**** ТЕКСТ ДЛЯ ЧТЕНИЯ ****
Иллюстрация: Veronchikchik
Иллюстрация: Veronchikchik

— Меня раздражают дети. Особенно маленькие, младенцы.

«А почему это должно быть вашей проблемой?» — захотелось спросить мне, но я, конечно, сдержалась, потому что такое прозвучало бы неприлично, а теперь и вовсе, кажется, называется эйджизм — дискриминация по возрасту. Пришедшей ко мне на прием женщине было столько лет, что маленьких детей, а уж тем более младенцев у нее вроде бы быть не должно. Но может быть, под ногами вечно крутятся внуки, а отселить детей не получается? Или — об этом думать очень не хотелось — она осталась одинокой на пороге пожилого возраста, поддалась на какие-то окружающие веяния, усыновила ребенка и теперь об этом жалеет?

— Я сейчас живу одна, — сказала женщина, легко опровергая оба моих предположения.

Я по-прежнему недоумевала, но решила подождать, пока она мне сама все расскажет — женщина явно была из той категории клиентов, которые приходят «выговориться».

— Мне кажется, это неправильно. И я сама себе в этой ситуации неприятна. Может быть, на меня давят какие-то общественные стереотипы, а может быть, со мной и вправду что-то не так. Возможно, с этим можно что-то сделать. Или вы с такими, как я, уже не работаете? Только с молодыми?

«Так это у кого из нас этот самый эйджизм?» — мысленно усмехнулась я, а вслух сказала: — Вы уже ко мне пришли и уже здесь сидите. Давайте рассказывайте, в чем там у вас дело?
**** ИСХОДНЫЕ ДАННЫЕ ****
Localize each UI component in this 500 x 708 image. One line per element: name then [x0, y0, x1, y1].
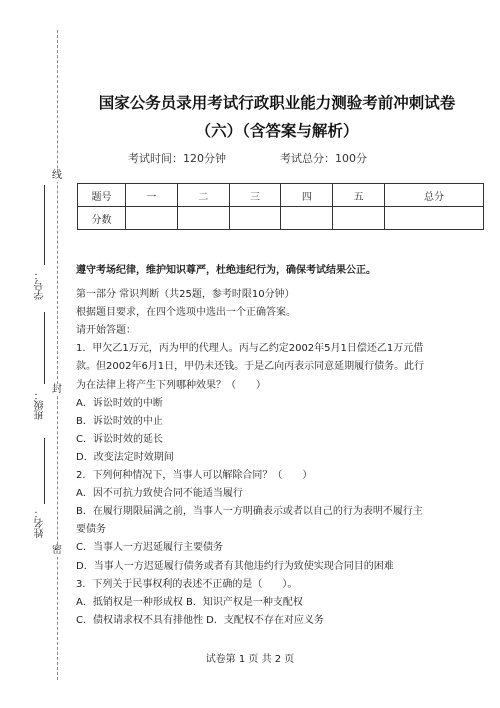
****
ЗАДАНИЯ ДЛЯ ВЫПОЛНЕНИЯ:
[1] Как, согласно рассказу о женщине, которую раздражают дети, она живет в настоящее время?
[2] Воспроизведите без изменений отрывок из рассказа о женщине, которую раздражают дети, начиная со слов «Я по-прежнему недоумевала, но» и заканчивая словами «у вас дело?».

ОТВЕТЫ К ЗАДАНИЯМ:
[1] Она живет одна.

[2]
Я по-прежнему недоумевала, но решила подождать, пока она мне сама все расскажет — женщина явно была из той категории клиентов, которые приходят «выговориться».

— Мне кажется, это неправильно. И я сама себе в этой ситуации неприятна. Может быть, на меня давят какие-то общественные стереотипы, а может быть, со мной и вправду что-то не так. Возможно, с этим можно что-то сделать. Или вы с такими, как я, уже не работаете? Только с молодыми?

«Так это у кого из нас этот самый эйджизм?» — мысленно усмехнулась я, а вслух сказала: — Вы уже ко мне пришли и уже здесь сидите. Давайте рассказывайте, в чем там у вас дело?